### Written instruction
Restate every entry word for word.

### Data
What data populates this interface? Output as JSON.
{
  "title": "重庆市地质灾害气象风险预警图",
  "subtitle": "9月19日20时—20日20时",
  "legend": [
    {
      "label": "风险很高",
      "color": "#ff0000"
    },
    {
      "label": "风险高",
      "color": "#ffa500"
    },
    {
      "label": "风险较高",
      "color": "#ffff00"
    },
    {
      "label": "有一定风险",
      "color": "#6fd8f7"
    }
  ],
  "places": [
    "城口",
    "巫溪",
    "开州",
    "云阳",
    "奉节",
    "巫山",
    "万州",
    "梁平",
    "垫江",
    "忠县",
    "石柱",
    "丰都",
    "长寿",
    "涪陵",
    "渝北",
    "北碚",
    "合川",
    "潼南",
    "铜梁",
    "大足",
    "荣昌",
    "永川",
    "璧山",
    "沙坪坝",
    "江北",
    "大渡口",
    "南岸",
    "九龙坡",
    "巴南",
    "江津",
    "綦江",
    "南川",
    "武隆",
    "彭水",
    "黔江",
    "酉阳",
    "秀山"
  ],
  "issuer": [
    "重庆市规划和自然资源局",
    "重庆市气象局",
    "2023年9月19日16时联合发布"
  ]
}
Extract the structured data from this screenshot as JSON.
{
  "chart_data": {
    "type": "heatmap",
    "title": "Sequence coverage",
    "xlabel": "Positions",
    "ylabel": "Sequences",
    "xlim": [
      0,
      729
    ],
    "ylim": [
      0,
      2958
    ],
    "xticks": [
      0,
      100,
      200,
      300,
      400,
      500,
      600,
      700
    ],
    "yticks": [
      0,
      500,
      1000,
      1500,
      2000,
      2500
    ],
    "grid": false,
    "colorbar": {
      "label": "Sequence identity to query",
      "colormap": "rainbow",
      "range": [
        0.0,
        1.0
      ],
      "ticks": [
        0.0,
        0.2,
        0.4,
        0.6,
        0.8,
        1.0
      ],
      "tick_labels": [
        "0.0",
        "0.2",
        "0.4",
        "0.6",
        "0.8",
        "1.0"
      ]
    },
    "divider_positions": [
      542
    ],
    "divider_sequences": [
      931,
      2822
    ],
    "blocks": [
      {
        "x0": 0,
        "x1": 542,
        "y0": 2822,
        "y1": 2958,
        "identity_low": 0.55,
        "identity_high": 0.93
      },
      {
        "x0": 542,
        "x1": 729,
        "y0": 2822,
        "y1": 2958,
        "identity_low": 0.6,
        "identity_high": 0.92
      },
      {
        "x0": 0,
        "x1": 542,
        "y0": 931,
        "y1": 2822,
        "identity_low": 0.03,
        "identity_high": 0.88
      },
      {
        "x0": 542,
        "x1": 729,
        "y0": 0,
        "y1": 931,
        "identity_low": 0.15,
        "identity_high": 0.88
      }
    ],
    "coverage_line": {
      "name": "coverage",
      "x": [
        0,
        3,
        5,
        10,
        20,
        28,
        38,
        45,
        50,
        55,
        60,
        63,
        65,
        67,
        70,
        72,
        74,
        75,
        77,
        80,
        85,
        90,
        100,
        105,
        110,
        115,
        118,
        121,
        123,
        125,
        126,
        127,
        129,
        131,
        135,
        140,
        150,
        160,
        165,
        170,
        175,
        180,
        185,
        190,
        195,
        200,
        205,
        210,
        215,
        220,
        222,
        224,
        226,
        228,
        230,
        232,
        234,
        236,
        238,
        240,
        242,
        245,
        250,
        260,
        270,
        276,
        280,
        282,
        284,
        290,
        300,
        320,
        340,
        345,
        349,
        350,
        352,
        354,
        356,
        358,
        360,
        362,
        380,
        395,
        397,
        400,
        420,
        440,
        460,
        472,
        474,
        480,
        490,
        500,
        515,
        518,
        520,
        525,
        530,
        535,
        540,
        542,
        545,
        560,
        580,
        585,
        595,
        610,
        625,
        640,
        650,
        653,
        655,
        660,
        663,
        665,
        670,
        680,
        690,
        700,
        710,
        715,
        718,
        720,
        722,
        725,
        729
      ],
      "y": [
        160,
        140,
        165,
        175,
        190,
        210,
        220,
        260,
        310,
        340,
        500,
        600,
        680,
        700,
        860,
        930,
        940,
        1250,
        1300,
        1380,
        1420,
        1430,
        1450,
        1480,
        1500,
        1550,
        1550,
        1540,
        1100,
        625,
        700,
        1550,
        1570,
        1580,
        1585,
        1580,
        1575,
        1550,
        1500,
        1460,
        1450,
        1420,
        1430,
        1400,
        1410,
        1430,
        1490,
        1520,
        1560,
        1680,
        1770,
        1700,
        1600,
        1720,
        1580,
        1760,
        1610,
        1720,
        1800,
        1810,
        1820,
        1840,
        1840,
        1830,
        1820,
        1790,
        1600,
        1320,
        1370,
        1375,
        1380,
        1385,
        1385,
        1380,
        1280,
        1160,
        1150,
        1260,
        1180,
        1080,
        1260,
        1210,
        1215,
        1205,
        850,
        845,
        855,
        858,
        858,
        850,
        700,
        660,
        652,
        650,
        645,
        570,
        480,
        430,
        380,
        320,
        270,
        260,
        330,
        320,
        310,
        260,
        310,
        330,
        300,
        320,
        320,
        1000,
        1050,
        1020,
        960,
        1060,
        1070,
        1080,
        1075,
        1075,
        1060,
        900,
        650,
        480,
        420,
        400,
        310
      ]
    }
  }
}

### Reply
What data populates this interface? Output as JSON.
{
  "title": "重庆市地质灾害气象风险预警图",
  "subtitle": "9月19日20时—20日20时",
  "legend": [
    {
      "label": "风险很高",
      "color": "#ff0000"
    },
    {
      "label": "风险高",
      "color": "#ffa500"
    },
    {
      "label": "风险较高",
      "color": "#ffff00"
    },
    {
      "label": "有一定风险",
      "color": "#6fd8f7"
    }
  ],
  "places": [
    "城口",
    "巫溪",
    "开州",
    "云阳",
    "奉节",
    "巫山",
    "万州",
    "梁平",
    "垫江",
    "忠县",
    "石柱",
    "丰都",
    "长寿",
    "涪陵",
    "渝北",
    "北碚",
    "合川",
    "潼南",
    "铜梁",
    "大足",
    "荣昌",
    "永川",
    "璧山",
    "沙坪坝",
    "江北",
    "大渡口",
    "南岸",
    "九龙坡",
    "巴南",
    "江津",
    "綦江",
    "南川",
    "武隆",
    "彭水",
    "黔江",
    "酉阳",
    "秀山"
  ],
  "issuer": [
    "重庆市规划和自然资源局",
    "重庆市气象局",
    "2023年9月19日16时联合发布"
  ]
}
Extract the structured data from this screenshot as JSON.
{
  "chart_data": {
    "type": "heatmap",
    "title": "Sequence coverage",
    "xlabel": "Positions",
    "ylabel": "Sequences",
    "xlim": [
      0,
      729
    ],
    "ylim": [
      0,
      2958
    ],
    "xticks": [
      0,
      100,
      200,
      300,
      400,
      500,
      600,
      700
    ],
    "yticks": [
      0,
      500,
      1000,
      1500,
      2000,
      2500
    ],
    "grid": false,
    "colorbar": {
      "label": "Sequence identity to query",
      "colormap": "rainbow",
      "range": [
        0.0,
        1.0
      ],
      "ticks": [
        0.0,
        0.2,
        0.4,
        0.6,
        0.8,
        1.0
      ],
      "tick_labels": [
        "0.0",
        "0.2",
        "0.4",
        "0.6",
        "0.8",
        "1.0"
      ]
    },
    "divider_positions": [
      542
    ],
    "divider_sequences": [
      931,
      2822
    ],
    "blocks": [
      {
        "x0": 0,
        "x1": 542,
        "y0": 2822,
        "y1": 2958,
        "identity_low": 0.55,
        "identity_high": 0.93
      },
      {
        "x0": 542,
        "x1": 729,
        "y0": 2822,
        "y1": 2958,
        "identity_low": 0.6,
        "identity_high": 0.92
      },
      {
        "x0": 0,
        "x1": 542,
        "y0": 931,
        "y1": 2822,
        "identity_low": 0.03,
        "identity_high": 0.88
      },
      {
        "x0": 542,
        "x1": 729,
        "y0": 0,
        "y1": 931,
        "identity_low": 0.15,
        "identity_high": 0.88
      }
    ],
    "coverage_line": {
      "name": "coverage",
      "x": [
        0,
        3,
        5,
        10,
        20,
        28,
        38,
        45,
        50,
        55,
        60,
        63,
        65,
        67,
        70,
        72,
        74,
        75,
        77,
        80,
        85,
        90,
        100,
        105,
        110,
        115,
        118,
        121,
        123,
        125,
        126,
        127,
        129,
        131,
        135,
        140,
        150,
        160,
        165,
        170,
        175,
        180,
        185,
        190,
        195,
        200,
        205,
        210,
        215,
        220,
        222,
        224,
        226,
        228,
        230,
        232,
        234,
        236,
        238,
        240,
        242,
        245,
        250,
        260,
        270,
        276,
        280,
        282,
        284,
        290,
        300,
        320,
        340,
        345,
        349,
        350,
        352,
        354,
        356,
        358,
        360,
        362,
        380,
        395,
        397,
        400,
        420,
        440,
        460,
        472,
        474,
        480,
        490,
        500,
        515,
        518,
        520,
        525,
        530,
        535,
        540,
        542,
        545,
        560,
        580,
        585,
        595,
        610,
        625,
        640,
        650,
        653,
        655,
        660,
        663,
        665,
        670,
        680,
        690,
        700,
        710,
        715,
        718,
        720,
        722,
        725,
        729
      ],
      "y": [
        160,
        140,
        165,
        175,
        190,
        210,
        220,
        260,
        310,
        340,
        500,
        600,
        680,
        700,
        860,
        930,
        940,
        1250,
        1300,
        1380,
        1420,
        1430,
        1450,
        1480,
        1500,
        1550,
        1550,
        1540,
        1100,
        625,
        700,
        1550,
        1570,
        1580,
        1585,
        1580,
        1575,
        1550,
        1500,
        1460,
        1450,
        1420,
        1430,
        1400,
        1410,
        1430,
        1490,
        1520,
        1560,
        1680,
        1770,
        1700,
        1600,
        1720,
        1580,
        1760,
        1610,
        1720,
        1800,
        1810,
        1820,
        1840,
        1840,
        1830,
        1820,
        1790,
        1600,
        1320,
        1370,
        1375,
        1380,
        1385,
        1385,
        1380,
        1280,
        1160,
        1150,
        1260,
        1180,
        1080,
        1260,
        1210,
        1215,
        1205,
        850,
        845,
        855,
        858,
        858,
        850,
        700,
        660,
        652,
        650,
        645,
        570,
        480,
        430,
        380,
        320,
        270,
        260,
        330,
        320,
        310,
        260,
        310,
        330,
        300,
        320,
        320,
        1000,
        1050,
        1020,
        960,
        1060,
        1070,
        1080,
        1075,
        1075,
        1060,
        900,
        650,
        480,
        420,
        400,
        310
      ]
    }
  }
}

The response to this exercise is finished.